• [SET PROBLEM]:
Set down the data below without change, skipping the pictures it holds.

(Extracted data entries)

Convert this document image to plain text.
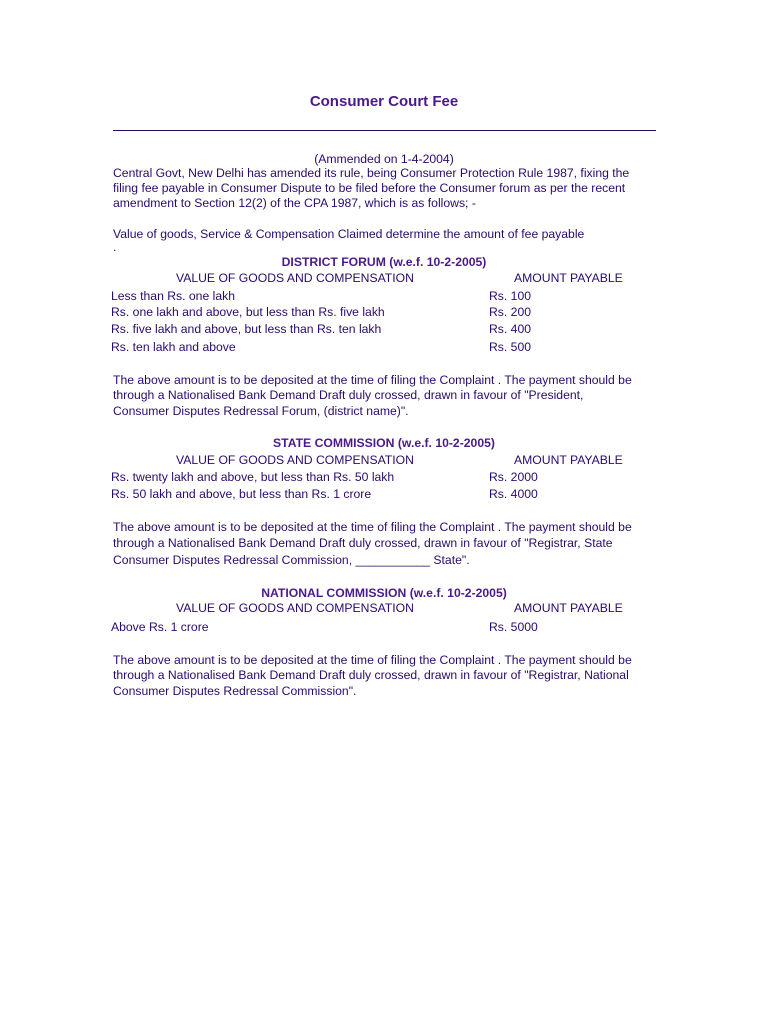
Consumer Court Fee
(Ammended on 1-4-2004)
Central Govt, New Delhi has amended its rule, being Consumer Protection Rule 1987, fixing the
filing fee payable in Consumer Dispute to be filed before the Consumer forum as per the recent
amendment to Section 12(2) of the CPA 1987, which is as follows; -
Value of goods, Service & Compensation Claimed determine the amount of fee payable
.
DISTRICT FORUM (w.e.f. 10-2-2005)
VALUE OF GOODS AND COMPENSATION	AMOUNT PAYABLE
Less than Rs. one lakh	Rs. 100
Rs. one lakh and above, but less than Rs. five lakh	Rs. 200
Rs. five lakh and above, but less than Rs. ten lakh	Rs. 400
Rs. ten lakh and above	Rs. 500
The above amount is to be deposited at the time of filing the Complaint . The payment should be
through a Nationalised Bank Demand Draft duly crossed, drawn in favour of "President,
Consumer Disputes Redressal Forum, (district name)".
STATE COMMISSION (w.e.f. 10-2-2005)
VALUE OF GOODS AND COMPENSATION	AMOUNT PAYABLE
Rs. twenty lakh and above, but less than Rs. 50 lakh	Rs. 2000
Rs. 50 lakh and above, but less than Rs. 1 crore	Rs. 4000
The above amount is to be deposited at the time of filing the Complaint . The payment should be
through a Nationalised Bank Demand Draft duly crossed, drawn in favour of "Registrar, State
Consumer Disputes Redressal Commission, ___________ State".
NATIONAL COMMISSION (w.e.f. 10-2-2005)
VALUE OF GOODS AND COMPENSATION	AMOUNT PAYABLE
Above Rs. 1 crore	Rs. 5000
The above amount is to be deposited at the time of filing the Complaint . The payment should be
through a Nationalised Bank Demand Draft duly crossed, drawn in favour of "Registrar, National
Consumer Disputes Redressal Commission".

• [TASK SOLUTION]:
Convert this document image to plain text.
Consumer Court Fee
(Ammended on 1-4-2004)
Central Govt, New Delhi has amended its rule, being Consumer Protection Rule 1987, fixing the
filing fee payable in Consumer Dispute to be filed before the Consumer forum as per the recent
amendment to Section 12(2) of the CPA 1987, which is as follows; -
Value of goods, Service & Compensation Claimed determine the amount of fee payable
.
DISTRICT FORUM (w.e.f. 10-2-2005)
VALUE OF GOODS AND COMPENSATION	AMOUNT PAYABLE
Less than Rs. one lakh	Rs. 100
Rs. one lakh and above, but less than Rs. five lakh	Rs. 200
Rs. five lakh and above, but less than Rs. ten lakh	Rs. 400
Rs. ten lakh and above	Rs. 500
The above amount is to be deposited at the time of filing the Complaint . The payment should be
through a Nationalised Bank Demand Draft duly crossed, drawn in favour of "President,
Consumer Disputes Redressal Forum, (district name)".
STATE COMMISSION (w.e.f. 10-2-2005)
VALUE OF GOODS AND COMPENSATION	AMOUNT PAYABLE
Rs. twenty lakh and above, but less than Rs. 50 lakh	Rs. 2000
Rs. 50 lakh and above, but less than Rs. 1 crore	Rs. 4000
The above amount is to be deposited at the time of filing the Complaint . The payment should be
through a Nationalised Bank Demand Draft duly crossed, drawn in favour of "Registrar, State
Consumer Disputes Redressal Commission, ___________ State".
NATIONAL COMMISSION (w.e.f. 10-2-2005)
VALUE OF GOODS AND COMPENSATION	AMOUNT PAYABLE
Above Rs. 1 crore	Rs. 5000
The above amount is to be deposited at the time of filing the Complaint . The payment should be
through a Nationalised Bank Demand Draft duly crossed, drawn in favour of "Registrar, National
Consumer Disputes Redressal Commission".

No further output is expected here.